| Request |
Keep every line where the word "Влас" appears; drop the rest.
+--
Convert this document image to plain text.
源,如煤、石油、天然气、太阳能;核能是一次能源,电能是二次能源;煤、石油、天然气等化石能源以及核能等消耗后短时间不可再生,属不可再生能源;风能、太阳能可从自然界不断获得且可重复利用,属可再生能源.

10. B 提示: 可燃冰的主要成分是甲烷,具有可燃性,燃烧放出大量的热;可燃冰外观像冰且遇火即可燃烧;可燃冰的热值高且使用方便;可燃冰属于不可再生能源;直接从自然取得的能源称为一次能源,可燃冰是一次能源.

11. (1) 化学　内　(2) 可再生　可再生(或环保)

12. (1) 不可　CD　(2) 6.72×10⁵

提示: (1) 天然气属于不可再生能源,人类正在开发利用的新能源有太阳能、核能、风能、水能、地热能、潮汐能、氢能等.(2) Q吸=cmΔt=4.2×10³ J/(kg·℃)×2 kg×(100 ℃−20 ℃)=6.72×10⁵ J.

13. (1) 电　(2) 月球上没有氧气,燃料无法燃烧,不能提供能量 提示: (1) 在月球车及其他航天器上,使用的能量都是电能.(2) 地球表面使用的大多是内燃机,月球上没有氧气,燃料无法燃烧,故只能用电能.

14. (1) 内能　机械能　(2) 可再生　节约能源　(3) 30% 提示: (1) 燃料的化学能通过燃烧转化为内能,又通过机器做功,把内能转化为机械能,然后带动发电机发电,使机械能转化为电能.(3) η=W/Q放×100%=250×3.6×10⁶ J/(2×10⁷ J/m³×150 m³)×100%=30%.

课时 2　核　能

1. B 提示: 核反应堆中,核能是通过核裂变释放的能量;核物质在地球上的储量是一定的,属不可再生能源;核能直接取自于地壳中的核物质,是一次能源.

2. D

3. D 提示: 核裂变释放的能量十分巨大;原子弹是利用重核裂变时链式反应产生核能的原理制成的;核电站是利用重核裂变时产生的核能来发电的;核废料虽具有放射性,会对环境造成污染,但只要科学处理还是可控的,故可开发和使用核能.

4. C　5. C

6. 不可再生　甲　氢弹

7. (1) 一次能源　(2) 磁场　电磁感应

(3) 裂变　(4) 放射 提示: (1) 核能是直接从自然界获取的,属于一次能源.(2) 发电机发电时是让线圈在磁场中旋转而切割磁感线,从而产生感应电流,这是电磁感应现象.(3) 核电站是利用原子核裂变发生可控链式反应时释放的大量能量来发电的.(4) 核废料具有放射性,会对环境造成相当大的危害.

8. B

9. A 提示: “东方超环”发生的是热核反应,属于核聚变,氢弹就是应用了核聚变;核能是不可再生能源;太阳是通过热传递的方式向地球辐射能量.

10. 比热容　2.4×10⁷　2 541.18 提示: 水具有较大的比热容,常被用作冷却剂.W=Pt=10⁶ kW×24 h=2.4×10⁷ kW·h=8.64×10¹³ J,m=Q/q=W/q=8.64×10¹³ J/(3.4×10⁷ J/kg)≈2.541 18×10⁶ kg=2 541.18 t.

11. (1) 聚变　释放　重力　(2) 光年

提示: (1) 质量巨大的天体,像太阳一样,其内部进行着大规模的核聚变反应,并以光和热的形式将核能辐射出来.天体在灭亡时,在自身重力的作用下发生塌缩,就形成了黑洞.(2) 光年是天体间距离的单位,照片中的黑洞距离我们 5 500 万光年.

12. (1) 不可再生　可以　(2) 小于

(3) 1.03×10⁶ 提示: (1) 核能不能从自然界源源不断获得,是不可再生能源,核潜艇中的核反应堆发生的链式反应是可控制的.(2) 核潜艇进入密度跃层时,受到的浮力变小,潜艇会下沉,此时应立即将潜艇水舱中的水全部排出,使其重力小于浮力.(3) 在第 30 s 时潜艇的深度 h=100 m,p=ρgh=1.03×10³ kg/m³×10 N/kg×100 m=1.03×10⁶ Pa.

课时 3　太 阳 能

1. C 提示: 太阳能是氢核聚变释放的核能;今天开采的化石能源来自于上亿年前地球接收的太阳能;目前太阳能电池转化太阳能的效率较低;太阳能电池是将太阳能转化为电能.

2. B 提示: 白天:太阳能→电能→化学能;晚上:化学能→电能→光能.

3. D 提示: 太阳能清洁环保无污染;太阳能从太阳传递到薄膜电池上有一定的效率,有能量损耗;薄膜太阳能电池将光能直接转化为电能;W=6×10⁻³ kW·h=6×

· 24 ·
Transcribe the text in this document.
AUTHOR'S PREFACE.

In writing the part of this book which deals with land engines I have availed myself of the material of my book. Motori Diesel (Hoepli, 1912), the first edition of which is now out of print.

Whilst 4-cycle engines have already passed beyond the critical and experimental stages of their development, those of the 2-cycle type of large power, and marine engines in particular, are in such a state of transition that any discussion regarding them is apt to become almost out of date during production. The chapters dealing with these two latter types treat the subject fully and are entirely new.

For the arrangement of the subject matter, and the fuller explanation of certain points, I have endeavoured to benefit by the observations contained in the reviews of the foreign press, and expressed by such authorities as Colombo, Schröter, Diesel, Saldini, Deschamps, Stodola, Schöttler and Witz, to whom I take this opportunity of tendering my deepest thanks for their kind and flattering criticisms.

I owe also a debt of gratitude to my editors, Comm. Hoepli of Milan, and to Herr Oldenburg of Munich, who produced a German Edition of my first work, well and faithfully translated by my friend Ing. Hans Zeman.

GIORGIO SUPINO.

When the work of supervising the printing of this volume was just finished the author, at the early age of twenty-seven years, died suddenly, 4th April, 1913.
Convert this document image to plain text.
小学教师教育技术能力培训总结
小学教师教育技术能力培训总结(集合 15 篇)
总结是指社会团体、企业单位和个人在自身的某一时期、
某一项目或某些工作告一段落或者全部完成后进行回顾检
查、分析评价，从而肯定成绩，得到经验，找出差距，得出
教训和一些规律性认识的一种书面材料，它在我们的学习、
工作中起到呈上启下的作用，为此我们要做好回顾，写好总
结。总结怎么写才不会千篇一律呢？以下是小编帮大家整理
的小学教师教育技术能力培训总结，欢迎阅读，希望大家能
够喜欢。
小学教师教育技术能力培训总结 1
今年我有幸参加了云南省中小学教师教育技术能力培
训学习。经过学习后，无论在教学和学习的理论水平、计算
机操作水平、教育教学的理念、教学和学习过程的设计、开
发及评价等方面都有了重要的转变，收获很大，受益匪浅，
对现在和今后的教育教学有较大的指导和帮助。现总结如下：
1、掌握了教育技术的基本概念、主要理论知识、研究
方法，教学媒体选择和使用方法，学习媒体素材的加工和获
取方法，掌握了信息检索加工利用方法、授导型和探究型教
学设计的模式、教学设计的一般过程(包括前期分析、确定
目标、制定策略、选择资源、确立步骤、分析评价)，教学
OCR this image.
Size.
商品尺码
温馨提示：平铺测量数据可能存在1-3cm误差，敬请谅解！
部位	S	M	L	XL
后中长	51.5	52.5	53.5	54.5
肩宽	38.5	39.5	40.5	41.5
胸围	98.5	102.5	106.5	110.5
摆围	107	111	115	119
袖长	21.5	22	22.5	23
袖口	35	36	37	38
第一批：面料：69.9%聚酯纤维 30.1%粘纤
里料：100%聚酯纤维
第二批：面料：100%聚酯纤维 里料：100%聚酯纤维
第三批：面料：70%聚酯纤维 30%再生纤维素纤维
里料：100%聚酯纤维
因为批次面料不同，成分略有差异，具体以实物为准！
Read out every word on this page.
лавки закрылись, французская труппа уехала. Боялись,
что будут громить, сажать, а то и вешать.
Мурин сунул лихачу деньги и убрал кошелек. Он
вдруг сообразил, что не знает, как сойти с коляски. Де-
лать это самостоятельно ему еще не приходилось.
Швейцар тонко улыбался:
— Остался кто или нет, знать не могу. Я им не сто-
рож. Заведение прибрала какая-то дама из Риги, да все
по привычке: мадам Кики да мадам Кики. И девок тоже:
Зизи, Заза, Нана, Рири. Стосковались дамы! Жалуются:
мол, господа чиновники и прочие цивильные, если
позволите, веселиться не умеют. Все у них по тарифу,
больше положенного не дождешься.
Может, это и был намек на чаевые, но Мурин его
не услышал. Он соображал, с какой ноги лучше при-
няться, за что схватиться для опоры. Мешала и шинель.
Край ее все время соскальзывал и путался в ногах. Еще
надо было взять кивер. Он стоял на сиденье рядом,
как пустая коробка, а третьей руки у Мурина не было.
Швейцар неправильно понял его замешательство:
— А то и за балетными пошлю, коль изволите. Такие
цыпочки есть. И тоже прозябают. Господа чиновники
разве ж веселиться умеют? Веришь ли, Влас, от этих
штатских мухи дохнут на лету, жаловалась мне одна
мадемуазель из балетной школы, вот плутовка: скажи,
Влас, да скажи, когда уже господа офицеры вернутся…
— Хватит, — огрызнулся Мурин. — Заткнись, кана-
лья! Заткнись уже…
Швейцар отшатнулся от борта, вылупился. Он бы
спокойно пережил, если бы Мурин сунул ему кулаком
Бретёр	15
+--
| Solution below |
разве ж веселиться умеют? Веришь ли, Влас, от этих
Влас, да скажи, когда уже господа офицеры вернутся…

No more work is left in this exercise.